Dataset excerpts:
====

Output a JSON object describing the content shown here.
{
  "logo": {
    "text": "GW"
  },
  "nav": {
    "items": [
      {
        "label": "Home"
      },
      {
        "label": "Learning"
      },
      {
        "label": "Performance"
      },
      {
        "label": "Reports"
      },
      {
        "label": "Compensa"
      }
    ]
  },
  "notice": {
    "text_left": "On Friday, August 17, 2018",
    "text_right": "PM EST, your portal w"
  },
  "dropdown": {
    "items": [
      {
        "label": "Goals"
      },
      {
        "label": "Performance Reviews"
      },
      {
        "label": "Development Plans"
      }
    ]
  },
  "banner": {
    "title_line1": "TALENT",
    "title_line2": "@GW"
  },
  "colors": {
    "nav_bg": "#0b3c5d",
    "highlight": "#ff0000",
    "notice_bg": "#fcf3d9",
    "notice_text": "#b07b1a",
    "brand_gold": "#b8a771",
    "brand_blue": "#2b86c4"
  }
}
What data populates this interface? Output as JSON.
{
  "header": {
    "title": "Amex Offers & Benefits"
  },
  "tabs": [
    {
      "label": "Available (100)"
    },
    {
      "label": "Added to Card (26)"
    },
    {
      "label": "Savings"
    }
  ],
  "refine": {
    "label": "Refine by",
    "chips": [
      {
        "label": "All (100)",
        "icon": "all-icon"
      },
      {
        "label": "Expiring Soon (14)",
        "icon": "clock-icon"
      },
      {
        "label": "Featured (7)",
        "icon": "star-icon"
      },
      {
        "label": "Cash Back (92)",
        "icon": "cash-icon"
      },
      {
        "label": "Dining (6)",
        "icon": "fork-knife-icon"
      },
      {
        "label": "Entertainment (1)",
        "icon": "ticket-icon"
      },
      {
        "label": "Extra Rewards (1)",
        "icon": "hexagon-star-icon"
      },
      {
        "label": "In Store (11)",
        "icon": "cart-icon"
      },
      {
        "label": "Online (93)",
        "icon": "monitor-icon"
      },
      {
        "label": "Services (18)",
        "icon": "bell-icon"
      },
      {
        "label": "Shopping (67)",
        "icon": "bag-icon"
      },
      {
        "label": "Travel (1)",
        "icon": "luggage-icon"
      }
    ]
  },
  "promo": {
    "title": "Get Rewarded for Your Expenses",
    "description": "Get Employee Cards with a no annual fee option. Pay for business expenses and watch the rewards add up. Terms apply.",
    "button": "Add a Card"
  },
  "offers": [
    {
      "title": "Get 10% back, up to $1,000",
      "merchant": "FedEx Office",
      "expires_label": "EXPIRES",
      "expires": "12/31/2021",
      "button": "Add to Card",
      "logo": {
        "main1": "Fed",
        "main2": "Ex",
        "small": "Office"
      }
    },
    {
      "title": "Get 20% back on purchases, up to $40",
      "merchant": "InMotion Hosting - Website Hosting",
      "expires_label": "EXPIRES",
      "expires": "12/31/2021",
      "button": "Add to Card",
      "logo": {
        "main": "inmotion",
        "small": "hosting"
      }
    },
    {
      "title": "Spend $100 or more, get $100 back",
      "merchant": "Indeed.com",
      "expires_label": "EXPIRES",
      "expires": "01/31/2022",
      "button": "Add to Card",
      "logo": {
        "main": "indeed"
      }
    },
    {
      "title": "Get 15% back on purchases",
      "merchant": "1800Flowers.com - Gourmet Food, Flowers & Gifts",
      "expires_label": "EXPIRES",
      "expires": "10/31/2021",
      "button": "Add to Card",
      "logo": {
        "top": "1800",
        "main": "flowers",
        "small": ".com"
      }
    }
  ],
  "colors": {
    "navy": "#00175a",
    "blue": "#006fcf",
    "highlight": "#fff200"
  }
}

====

What the task asks:
Restate the listing in full, word for word.

Answer for this exercise:
Output a JSON object describing the content shown here.
{
  "logo": {
    "text": "GW"
  },
  "nav": {
    "items": [
      {
        "label": "Home"
      },
      {
        "label": "Learning"
      },
      {
        "label": "Performance"
      },
      {
        "label": "Reports"
      },
      {
        "label": "Compensa"
      }
    ]
  },
  "notice": {
    "text_left": "On Friday, August 17, 2018",
    "text_right": "PM EST, your portal w"
  },
  "dropdown": {
    "items": [
      {
        "label": "Goals"
      },
      {
        "label": "Performance Reviews"
      },
      {
        "label": "Development Plans"
      }
    ]
  },
  "banner": {
    "title_line1": "TALENT",
    "title_line2": "@GW"
  },
  "colors": {
    "nav_bg": "#0b3c5d",
    "highlight": "#ff0000",
    "notice_bg": "#fcf3d9",
    "notice_text": "#b07b1a",
    "brand_gold": "#b8a771",
    "brand_blue": "#2b86c4"
  }
}
What data populates this interface? Output as JSON.
{
  "header": {
    "title": "Amex Offers & Benefits"
  },
  "tabs": [
    {
      "label": "Available (100)"
    },
    {
      "label": "Added to Card (26)"
    },
    {
      "label": "Savings"
    }
  ],
  "refine": {
    "label": "Refine by",
    "chips": [
      {
        "label": "All (100)",
        "icon": "all-icon"
      },
      {
        "label": "Expiring Soon (14)",
        "icon": "clock-icon"
      },
      {
        "label": "Featured (7)",
        "icon": "star-icon"
      },
      {
        "label": "Cash Back (92)",
        "icon": "cash-icon"
      },
      {
        "label": "Dining (6)",
        "icon": "fork-knife-icon"
      },
      {
        "label": "Entertainment (1)",
        "icon": "ticket-icon"
      },
      {
        "label": "Extra Rewards (1)",
        "icon": "hexagon-star-icon"
      },
      {
        "label": "In Store (11)",
        "icon": "cart-icon"
      },
      {
        "label": "Online (93)",
        "icon": "monitor-icon"
      },
      {
        "label": "Services (18)",
        "icon": "bell-icon"
      },
      {
        "label": "Shopping (67)",
        "icon": "bag-icon"
      },
      {
        "label": "Travel (1)",
        "icon": "luggage-icon"
      }
    ]
  },
  "promo": {
    "title": "Get Rewarded for Your Expenses",
    "description": "Get Employee Cards with a no annual fee option. Pay for business expenses and watch the rewards add up. Terms apply.",
    "button": "Add a Card"
  },
  "offers": [
    {
      "title": "Get 10% back, up to $1,000",
      "merchant": "FedEx Office",
      "expires_label": "EXPIRES",
      "expires": "12/31/2021",
      "button": "Add to Card",
      "logo": {
        "main1": "Fed",
        "main2": "Ex",
        "small": "Office"
      }
    },
    {
      "title": "Get 20% back on purchases, up to $40",
      "merchant": "InMotion Hosting - Website Hosting",
      "expires_label": "EXPIRES",
      "expires": "12/31/2021",
      "button": "Add to Card",
      "logo": {
        "main": "inmotion",
        "small": "hosting"
      }
    },
    {
      "title": "Spend $100 or more, get $100 back",
      "merchant": "Indeed.com",
      "expires_label": "EXPIRES",
      "expires": "01/31/2022",
      "button": "Add to Card",
      "logo": {
        "main": "indeed"
      }
    },
    {
      "title": "Get 15% back on purchases",
      "merchant": "1800Flowers.com - Gourmet Food, Flowers & Gifts",
      "expires_label": "EXPIRES",
      "expires": "10/31/2021",
      "button": "Add to Card",
      "logo": {
        "top": "1800",
        "main": "flowers",
        "small": ".com"
      }
    }
  ],
  "colors": {
    "navy": "#00175a",
    "blue": "#006fcf",
    "highlight": "#fff200"
  }
}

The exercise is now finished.